*Problem to solve:* Using the listing below, copy every line that mentions "text".

++++ Entries ++++

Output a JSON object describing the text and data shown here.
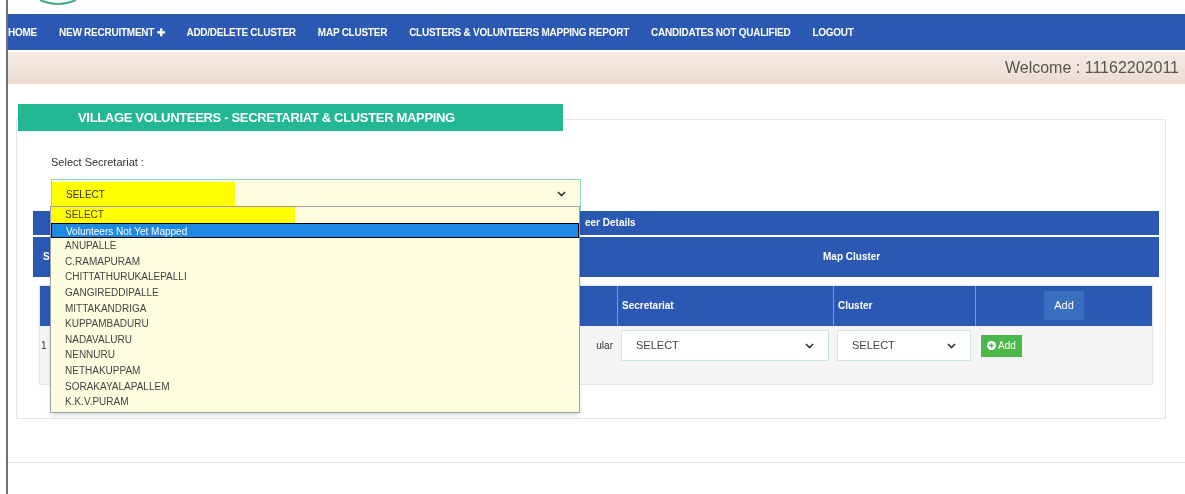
{
  "nav": {
    "items": [
      {
        "label": "HOME"
      },
      {
        "label": "NEW RECRUITMENT ✚"
      },
      {
        "label": "ADD/DELETE CLUSTER"
      },
      {
        "label": "MAP CLUSTER"
      },
      {
        "label": "CLUSTERS & VOLUNTEERS MAPPING REPORT"
      },
      {
        "label": "CANDIDATES NOT QUALIFIED"
      },
      {
        "label": "LOGOUT"
      }
    ]
  },
  "welcome": "Welcome : 11162202011",
  "panel_title": "VILLAGE VOLUNTEERS - SECRETARIAT & CLUSTER MAPPING",
  "secretariat_field": {
    "label": "Select Secretariat :",
    "value": "SELECT",
    "highlighted": true,
    "options": [
      {
        "label": "SELECT",
        "hovered": false,
        "highlighted": true
      },
      {
        "label": "Volunteers Not Yet Mapped",
        "hovered": true,
        "highlighted": false
      },
      {
        "label": "ANUPALLE",
        "hovered": false,
        "highlighted": false
      },
      {
        "label": "C.RAMAPURAM",
        "hovered": false,
        "highlighted": false
      },
      {
        "label": "CHITTATHURUKALEPALLI",
        "hovered": false,
        "highlighted": false
      },
      {
        "label": "GANGIREDDIPALLE",
        "hovered": false,
        "highlighted": false
      },
      {
        "label": "MITTAKANDRIGA",
        "hovered": false,
        "highlighted": false
      },
      {
        "label": "KUPPAMBADURU",
        "hovered": false,
        "highlighted": false
      },
      {
        "label": "NADAVALURU",
        "hovered": false,
        "highlighted": false
      },
      {
        "label": "NENNURU",
        "hovered": false,
        "highlighted": false
      },
      {
        "label": "NETHAKUPPAM",
        "hovered": false,
        "highlighted": false
      },
      {
        "label": "SORAKAYALAPALLEM",
        "hovered": false,
        "highlighted": false
      },
      {
        "label": "K.K.V.PURAM",
        "hovered": false,
        "highlighted": false
      }
    ]
  },
  "table": {
    "caption": "eer Details",
    "group_heading": "Map Cluster",
    "first_heading": "S",
    "columns": [
      "Secretariat",
      "Cluster"
    ],
    "add_header_button": "Add",
    "rows": [
      {
        "number": "1",
        "column_2": "ular",
        "secretariat": "SELECT",
        "cluster": "SELECT",
        "add_button": "Add"
      }
    ]
  }
}
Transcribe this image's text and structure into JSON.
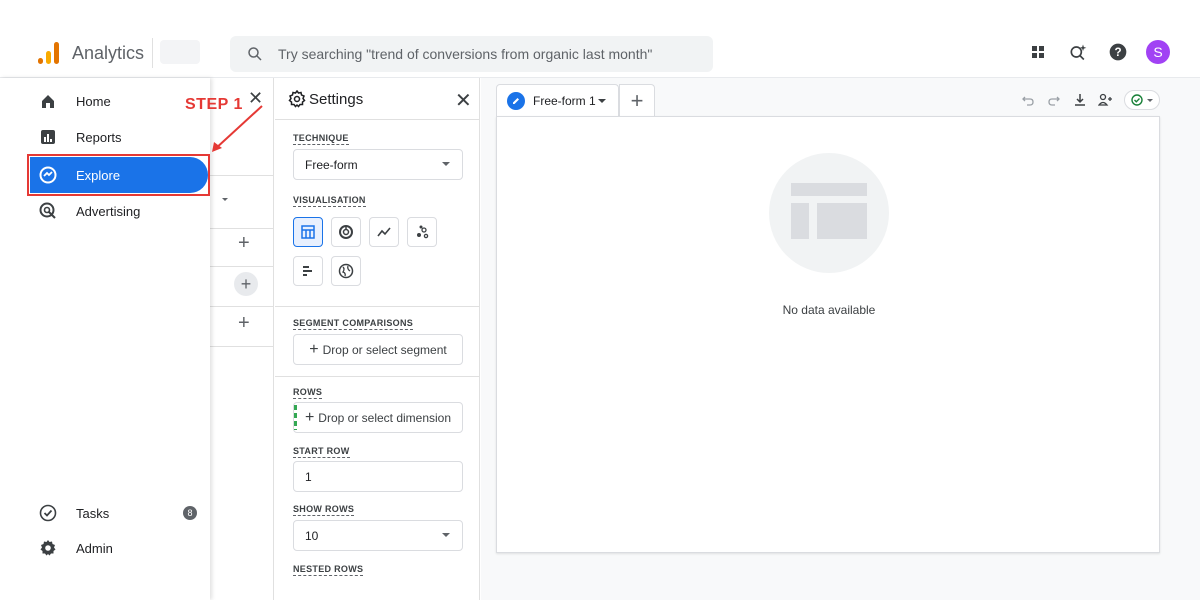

++++

*Full answer:*
Output a JSON object describing the text and data shown here.
Transcribe this image's text and structure into JSON.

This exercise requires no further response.